• [DOCUMENT TEXT]:

Square brackets, "[]" , allow the description of a set of characters (known as a character class), of which one and only one character must match.

    pattern = Pattern.compile( "[Rr]egular" );
    // Matches "Regular" or "regular".
    
    input = "I like regular expressions." ;
    matcher = pattern.matcher( input );
    System.out.println( matcher.find() );  // Prints true.
    System.out.println( matcher.group() ); // Prints regular.
    
    input = "Regular expressions are great." ;
    matcher.reset( input );
    // Since the same Pattern is to be used to match 
    // against a new input, the Matcher need only 
    // be reset using the new input sequence 
    // (a new Matcher need not be obtained.)
    
    System.out.println( matcher.find() );  // Prints true.
    System.out.println( matcher.group() ); // Prints Regular.

To match any single lowercase letter of the english alphabet, it's possible to specify such a pattern as:

Fortunately, a few "shortcut" regular expression constructs are available. To match a range of characters, the "-" character can be used. So, "[a-z]" describes the same range of characters above.

The regular expression syntax allows two styles to describe the union of two or more character classes. "[a-c[f-h]]" and "[a-cf-h]" both describe the character class "[abcfgh]".

• [DATA LINES]:
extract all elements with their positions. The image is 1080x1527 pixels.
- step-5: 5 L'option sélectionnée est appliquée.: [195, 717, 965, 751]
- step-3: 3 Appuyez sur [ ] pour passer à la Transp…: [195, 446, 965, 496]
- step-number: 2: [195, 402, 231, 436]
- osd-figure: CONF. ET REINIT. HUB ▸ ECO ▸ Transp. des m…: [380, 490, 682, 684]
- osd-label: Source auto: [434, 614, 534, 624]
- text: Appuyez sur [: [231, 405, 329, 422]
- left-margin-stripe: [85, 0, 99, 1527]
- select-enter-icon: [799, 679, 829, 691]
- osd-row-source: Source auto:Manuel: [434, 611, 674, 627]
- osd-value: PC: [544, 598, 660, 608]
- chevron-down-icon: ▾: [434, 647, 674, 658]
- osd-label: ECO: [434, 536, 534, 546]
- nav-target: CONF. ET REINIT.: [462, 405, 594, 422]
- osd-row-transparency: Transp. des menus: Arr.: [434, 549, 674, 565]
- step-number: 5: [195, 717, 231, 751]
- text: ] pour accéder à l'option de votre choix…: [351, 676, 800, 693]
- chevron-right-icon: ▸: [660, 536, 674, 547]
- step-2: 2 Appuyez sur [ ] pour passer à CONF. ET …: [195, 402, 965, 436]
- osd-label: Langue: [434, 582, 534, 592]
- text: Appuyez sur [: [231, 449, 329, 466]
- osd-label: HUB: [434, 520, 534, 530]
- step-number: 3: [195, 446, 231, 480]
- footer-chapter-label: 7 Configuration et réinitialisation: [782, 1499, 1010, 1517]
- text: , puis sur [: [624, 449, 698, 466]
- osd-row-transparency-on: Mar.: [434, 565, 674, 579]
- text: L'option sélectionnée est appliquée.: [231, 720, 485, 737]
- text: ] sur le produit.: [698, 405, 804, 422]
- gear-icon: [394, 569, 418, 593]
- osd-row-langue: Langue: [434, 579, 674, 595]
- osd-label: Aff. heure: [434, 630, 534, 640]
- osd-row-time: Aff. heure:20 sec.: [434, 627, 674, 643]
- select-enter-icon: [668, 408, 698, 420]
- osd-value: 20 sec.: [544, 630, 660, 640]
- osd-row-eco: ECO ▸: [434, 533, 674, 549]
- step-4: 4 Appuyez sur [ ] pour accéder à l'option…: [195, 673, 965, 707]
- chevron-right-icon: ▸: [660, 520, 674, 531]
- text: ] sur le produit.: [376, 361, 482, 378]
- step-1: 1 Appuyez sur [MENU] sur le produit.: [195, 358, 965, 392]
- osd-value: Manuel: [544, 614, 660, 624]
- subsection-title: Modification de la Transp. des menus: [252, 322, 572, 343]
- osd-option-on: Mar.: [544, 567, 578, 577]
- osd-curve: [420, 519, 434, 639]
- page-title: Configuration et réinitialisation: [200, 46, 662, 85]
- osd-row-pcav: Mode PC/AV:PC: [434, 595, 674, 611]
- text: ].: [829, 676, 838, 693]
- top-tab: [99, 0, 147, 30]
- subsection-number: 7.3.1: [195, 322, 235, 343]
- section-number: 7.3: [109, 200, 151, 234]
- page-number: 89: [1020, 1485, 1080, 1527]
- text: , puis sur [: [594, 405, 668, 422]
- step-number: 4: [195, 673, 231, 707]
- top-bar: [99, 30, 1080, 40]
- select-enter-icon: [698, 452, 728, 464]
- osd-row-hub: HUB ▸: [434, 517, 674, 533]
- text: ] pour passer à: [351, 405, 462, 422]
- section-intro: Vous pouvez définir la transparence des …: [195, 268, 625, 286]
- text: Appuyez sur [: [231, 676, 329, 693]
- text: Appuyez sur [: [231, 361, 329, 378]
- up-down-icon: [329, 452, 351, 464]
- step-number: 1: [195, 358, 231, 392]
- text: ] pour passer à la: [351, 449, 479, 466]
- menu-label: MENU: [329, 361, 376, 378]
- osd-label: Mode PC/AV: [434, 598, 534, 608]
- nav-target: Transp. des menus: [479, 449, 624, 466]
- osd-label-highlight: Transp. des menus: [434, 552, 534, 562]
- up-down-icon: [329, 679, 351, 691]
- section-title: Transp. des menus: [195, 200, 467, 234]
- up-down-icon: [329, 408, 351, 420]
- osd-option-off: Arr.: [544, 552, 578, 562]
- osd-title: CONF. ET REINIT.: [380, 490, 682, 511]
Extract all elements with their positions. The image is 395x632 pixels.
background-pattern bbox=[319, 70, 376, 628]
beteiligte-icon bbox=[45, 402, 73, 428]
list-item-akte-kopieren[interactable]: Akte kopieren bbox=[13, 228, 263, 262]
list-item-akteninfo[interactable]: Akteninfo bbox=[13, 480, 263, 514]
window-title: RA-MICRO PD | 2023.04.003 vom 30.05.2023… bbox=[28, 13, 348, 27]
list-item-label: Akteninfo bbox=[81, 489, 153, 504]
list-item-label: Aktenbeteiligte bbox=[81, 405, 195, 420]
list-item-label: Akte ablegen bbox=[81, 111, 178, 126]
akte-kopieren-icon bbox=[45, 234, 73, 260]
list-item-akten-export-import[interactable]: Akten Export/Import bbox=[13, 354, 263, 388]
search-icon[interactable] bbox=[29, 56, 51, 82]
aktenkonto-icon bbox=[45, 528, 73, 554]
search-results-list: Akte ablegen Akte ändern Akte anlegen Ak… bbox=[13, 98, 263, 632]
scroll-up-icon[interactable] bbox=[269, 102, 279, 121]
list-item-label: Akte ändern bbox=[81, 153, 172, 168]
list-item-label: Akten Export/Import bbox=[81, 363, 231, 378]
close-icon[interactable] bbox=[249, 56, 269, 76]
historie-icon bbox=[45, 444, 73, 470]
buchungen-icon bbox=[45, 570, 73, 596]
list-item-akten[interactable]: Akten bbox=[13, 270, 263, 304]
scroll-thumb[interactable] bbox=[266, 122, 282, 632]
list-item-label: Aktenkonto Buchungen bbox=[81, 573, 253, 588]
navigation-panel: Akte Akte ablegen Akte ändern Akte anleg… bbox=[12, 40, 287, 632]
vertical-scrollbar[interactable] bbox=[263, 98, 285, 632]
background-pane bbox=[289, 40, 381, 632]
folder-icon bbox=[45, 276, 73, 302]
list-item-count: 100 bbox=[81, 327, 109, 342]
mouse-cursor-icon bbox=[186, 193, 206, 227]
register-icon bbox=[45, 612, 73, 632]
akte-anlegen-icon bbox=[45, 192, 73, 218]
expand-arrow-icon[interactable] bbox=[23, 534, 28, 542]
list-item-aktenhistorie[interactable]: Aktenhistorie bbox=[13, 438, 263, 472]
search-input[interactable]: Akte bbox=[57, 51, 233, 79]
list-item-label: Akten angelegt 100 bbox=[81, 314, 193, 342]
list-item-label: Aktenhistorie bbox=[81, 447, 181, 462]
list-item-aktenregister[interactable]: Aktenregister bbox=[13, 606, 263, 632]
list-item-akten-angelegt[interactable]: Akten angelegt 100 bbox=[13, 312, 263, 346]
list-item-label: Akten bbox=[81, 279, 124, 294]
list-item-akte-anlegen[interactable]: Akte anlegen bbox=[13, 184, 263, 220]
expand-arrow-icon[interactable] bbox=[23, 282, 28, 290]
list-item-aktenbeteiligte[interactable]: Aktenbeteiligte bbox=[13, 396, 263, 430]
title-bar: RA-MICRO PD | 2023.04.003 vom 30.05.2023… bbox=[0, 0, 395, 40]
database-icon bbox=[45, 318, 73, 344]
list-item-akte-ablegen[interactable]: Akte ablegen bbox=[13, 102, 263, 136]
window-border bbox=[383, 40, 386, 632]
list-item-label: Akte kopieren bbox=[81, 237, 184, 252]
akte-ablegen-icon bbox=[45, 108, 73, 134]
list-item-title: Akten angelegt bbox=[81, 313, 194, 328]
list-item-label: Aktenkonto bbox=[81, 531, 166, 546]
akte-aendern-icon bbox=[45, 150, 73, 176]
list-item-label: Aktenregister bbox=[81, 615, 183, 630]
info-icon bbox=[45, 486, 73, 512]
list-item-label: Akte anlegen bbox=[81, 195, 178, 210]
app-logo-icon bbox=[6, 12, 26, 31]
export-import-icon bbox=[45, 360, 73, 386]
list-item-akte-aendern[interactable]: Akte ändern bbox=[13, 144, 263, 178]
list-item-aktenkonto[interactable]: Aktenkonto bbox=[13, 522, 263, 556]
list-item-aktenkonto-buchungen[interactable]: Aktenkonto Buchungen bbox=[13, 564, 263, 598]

• [TASK LIST]:
• 1. Summarize the text on regular expression character classes in two sentences.
• 2. Rewrite the records from their start through the line containing "- osd-label: ECO: [434, 536, 534, 546]", inclusive, replacing "Appuyez sur" with "Touchez" and leaving everything else unchanged.
The text and the records were taken from separate sources.

• [SOLUTIONS TO THE EXERCISE]:
• 1. Square brackets describe a character class, of which one and only one character must match, as in the Java pattern "[Rr]egular", which matches both "Regular" and "regular". A "-" character describes a range such as "[a-z]", and the union of character classes can be written as either "[a-c[f-h]]" or "[a-cf-h]", both of which describe "[abcfgh]".

• 2.
extract all elements with their positions. The image is 1080x1527 pixels.
- step-5: 5 L'option sélectionnée est appliquée.: [195, 717, 965, 751]
- step-3: 3 Touchez [ ] pour passer à la Transp…: [195, 446, 965, 496]
- step-number: 2: [195, 402, 231, 436]
- osd-figure: CONF. ET REINIT. HUB ▸ ECO ▸ Transp. des m…: [380, 490, 682, 684]
- osd-label: Source auto: [434, 614, 534, 624]
- text: Touchez [: [231, 405, 329, 422]
- left-margin-stripe: [85, 0, 99, 1527]
- select-enter-icon: [799, 679, 829, 691]
- osd-row-source: Source auto:Manuel: [434, 611, 674, 627]
- osd-value: PC: [544, 598, 660, 608]
- chevron-down-icon: ▾: [434, 647, 674, 658]
- osd-label: ECO: [434, 536, 534, 546]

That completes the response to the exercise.